Dataset items:
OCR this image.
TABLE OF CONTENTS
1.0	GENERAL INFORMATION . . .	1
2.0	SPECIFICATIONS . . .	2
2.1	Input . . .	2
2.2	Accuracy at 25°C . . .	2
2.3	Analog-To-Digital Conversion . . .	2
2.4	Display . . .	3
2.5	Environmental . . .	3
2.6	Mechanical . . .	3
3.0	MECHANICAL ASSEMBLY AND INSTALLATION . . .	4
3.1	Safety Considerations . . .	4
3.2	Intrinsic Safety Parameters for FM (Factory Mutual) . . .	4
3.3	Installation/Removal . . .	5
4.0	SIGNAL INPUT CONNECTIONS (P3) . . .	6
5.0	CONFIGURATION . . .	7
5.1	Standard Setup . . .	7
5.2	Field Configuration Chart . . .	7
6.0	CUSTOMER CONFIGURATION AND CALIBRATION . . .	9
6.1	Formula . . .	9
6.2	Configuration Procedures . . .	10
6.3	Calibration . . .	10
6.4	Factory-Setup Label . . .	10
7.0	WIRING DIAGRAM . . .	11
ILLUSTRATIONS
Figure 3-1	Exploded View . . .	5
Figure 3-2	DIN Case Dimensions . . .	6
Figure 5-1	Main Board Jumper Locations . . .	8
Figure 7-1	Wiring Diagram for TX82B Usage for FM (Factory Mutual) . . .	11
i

#### Directive:
Print every entry exactly as it appears.

#### Finished exercise:
OCR this image.
TABLE OF CONTENTS
1.0	GENERAL INFORMATION . . .	1
2.0	SPECIFICATIONS . . .	2
2.1	Input . . .	2
2.2	Accuracy at 25°C . . .	2
2.3	Analog-To-Digital Conversion . . .	2
2.4	Display . . .	3
2.5	Environmental . . .	3
2.6	Mechanical . . .	3
3.0	MECHANICAL ASSEMBLY AND INSTALLATION . . .	4
3.1	Safety Considerations . . .	4
3.2	Intrinsic Safety Parameters for FM (Factory Mutual) . . .	4
3.3	Installation/Removal . . .	5
4.0	SIGNAL INPUT CONNECTIONS (P3) . . .	6
5.0	CONFIGURATION . . .	7
5.1	Standard Setup . . .	7
5.2	Field Configuration Chart . . .	7
6.0	CUSTOMER CONFIGURATION AND CALIBRATION . . .	9
6.1	Formula . . .	9
6.2	Configuration Procedures . . .	10
6.3	Calibration . . .	10
6.4	Factory-Setup Label . . .	10
7.0	WIRING DIAGRAM . . .	11
ILLUSTRATIONS
Figure 3-1	Exploded View . . .	5
Figure 3-2	DIN Case Dimensions . . .	6
Figure 5-1	Main Board Jumper Locations . . .	8
Figure 7-1	Wiring Diagram for TX82B Usage for FM (Factory Mutual) . . .	11
i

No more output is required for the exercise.